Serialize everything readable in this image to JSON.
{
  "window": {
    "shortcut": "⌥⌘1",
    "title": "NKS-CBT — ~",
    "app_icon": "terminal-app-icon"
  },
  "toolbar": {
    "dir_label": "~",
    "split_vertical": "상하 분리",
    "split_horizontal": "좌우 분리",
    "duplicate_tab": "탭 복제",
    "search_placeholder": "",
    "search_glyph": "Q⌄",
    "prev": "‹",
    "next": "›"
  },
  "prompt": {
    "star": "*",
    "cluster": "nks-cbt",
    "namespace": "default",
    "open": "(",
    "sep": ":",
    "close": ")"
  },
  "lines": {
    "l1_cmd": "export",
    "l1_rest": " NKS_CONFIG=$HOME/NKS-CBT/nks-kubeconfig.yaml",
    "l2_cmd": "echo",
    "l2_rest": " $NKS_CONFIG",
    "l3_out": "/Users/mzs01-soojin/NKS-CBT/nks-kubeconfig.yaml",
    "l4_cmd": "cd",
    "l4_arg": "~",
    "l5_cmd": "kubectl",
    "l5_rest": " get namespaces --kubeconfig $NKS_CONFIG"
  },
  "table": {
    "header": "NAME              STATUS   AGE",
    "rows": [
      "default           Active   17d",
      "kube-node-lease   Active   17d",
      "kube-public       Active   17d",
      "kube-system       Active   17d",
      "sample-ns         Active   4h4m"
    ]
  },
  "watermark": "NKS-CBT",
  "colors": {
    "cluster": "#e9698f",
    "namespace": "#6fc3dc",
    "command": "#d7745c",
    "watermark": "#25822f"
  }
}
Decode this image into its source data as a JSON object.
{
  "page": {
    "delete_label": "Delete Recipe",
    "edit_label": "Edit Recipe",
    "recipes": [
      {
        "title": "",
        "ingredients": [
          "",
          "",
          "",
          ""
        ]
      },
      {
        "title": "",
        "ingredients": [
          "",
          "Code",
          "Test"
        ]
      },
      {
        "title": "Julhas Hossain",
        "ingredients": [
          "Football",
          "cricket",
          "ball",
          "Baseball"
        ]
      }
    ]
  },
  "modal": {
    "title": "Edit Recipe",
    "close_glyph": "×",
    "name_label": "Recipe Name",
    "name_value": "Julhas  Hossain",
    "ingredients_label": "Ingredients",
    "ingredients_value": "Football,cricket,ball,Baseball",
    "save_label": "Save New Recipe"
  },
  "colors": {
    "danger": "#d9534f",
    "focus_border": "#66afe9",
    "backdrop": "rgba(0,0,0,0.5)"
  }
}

○ ○ ○ ○ ○

(THE PROBLEM):
Find every line in the records that contains the word "Edit"; copy those lines.

(EXERCISE OUTPUT):
    "edit_label": "Edit Recipe",
    "title": "Edit Recipe",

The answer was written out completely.